# Task requirements
1. In the crime incident analysis post, reproduce everything from "Theory and data" down to "county, 4th community).".
2. According to the crime incident analysis post, which tier of administrative unit is a "community" in the research area?

# Provided passage
Theory and data setup for crime incident analysis

1568
5
09-17-2017 02:58 PM
JamesMisencik1
New Contributor II

Hello, self-taught GIS analyst here (i.e. relative newbie), but not having any technical problems. Rather, I am having theoretical issues and trying to set up my data for analysis.

Questions are near the bottom.

I have a time-series of perhaps 800 crime incidents aggregated into communities polygon layer (i.e. a polygon for each of about 700 communities). The communities layer has a number of attributes including type of economy, population, buildings, area, wealth, etc. These are my independent variables. Together they form the community "social structure." And my dependent variable is "crime incidents". "Community" is a 4th-tier administrative unit in my research area (1st-tier is country, 2nd state, 3rd county, 4th community).

My research question is "Which of the social structure I.V.s (or combination thereof) predicts the occurrence of crime incidents at the community level of analysis?"

Originally, I thought that I needed to do some sort of hotspot analysis. In an early attempt (using fishnet polygon instead of community polygon to aggregate crime incidents), however, the hotspots were the size of 3rd tier (county) administrative units. And any fool that is remotely familiar with my study area could tell you where the crime "hotspots" are at the county level. So that won't work. I think I realize now that this occurred because:

A feature with a high value is interesting but may not be a statistically significant hot spot. To be a statistically significant hot spot, a feature will have a high value and be surrounded by other features with high values as well (from Esri "How Hot Spot Analysis Works").

In other words, because the threshold between polygons with crime incidents was so great, the tool could only determine "statistically significant" areas that were roughly the size of the districts.

# Entries

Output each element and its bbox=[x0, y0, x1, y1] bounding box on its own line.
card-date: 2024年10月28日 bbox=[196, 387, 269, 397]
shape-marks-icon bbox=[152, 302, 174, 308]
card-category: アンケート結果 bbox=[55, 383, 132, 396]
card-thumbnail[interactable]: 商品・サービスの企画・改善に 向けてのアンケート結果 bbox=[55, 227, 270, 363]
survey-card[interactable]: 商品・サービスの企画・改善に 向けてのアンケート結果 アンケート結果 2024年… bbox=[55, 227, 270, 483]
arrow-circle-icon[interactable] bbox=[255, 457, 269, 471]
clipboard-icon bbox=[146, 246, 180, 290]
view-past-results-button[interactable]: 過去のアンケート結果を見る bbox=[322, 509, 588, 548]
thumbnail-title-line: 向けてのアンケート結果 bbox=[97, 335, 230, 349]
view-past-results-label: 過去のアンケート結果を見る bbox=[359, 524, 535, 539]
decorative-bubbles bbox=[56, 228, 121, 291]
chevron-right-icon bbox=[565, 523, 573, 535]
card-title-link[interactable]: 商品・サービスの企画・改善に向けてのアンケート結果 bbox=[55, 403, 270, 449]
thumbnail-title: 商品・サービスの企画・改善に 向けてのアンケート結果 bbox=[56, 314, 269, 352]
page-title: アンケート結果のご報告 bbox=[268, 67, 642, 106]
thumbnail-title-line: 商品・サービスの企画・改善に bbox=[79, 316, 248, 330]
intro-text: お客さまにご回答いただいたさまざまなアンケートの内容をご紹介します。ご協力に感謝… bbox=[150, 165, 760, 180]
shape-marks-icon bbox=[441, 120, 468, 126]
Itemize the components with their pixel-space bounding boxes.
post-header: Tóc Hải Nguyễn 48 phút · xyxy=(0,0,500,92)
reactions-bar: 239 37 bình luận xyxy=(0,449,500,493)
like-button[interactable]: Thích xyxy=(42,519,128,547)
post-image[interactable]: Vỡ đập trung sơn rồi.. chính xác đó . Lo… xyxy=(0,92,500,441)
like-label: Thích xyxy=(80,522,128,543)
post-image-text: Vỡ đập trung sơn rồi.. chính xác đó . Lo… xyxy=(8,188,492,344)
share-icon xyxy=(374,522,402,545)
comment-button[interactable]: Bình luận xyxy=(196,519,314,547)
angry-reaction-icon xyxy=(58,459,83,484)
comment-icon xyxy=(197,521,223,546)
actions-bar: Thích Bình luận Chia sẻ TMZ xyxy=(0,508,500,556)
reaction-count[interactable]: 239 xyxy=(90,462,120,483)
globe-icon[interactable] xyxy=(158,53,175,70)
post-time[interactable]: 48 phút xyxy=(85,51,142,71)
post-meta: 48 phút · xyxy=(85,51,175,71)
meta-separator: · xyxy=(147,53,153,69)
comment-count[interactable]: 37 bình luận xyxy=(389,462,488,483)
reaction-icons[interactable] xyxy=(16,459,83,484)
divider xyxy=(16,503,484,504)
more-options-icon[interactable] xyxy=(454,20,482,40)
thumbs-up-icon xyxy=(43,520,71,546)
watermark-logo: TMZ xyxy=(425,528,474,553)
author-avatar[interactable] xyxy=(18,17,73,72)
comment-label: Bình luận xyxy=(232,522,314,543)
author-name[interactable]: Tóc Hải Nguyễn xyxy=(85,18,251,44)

# Per-task outputs
1.
Theory and data setup for crime incident analysis

1568
5
09-17-2017 02:58 PM
JamesMisencik1
New Contributor II

Hello, self-taught GIS analyst here (i.e. relative newbie), but not having any technical problems. Rather, I am having theoretical issues and trying to set up my data for analysis.

Questions are near the bottom.

I have a time-series of perhaps 800 crime incidents aggregated into communities polygon layer (i.e. a polygon for each of about 700 communities). The communities layer has a number of attributes including type of economy, population, buildings, area, wealth, etc. These are my independent variables. Together they form the community "social structure." And my dependent variable is "crime incidents". "Community" is a 4th-tier administrative unit in my research area (1st-tier is country, 2nd state, 3rd county, 4th community).

2. A community is a 4th-tier administrative unit, below country, state and county.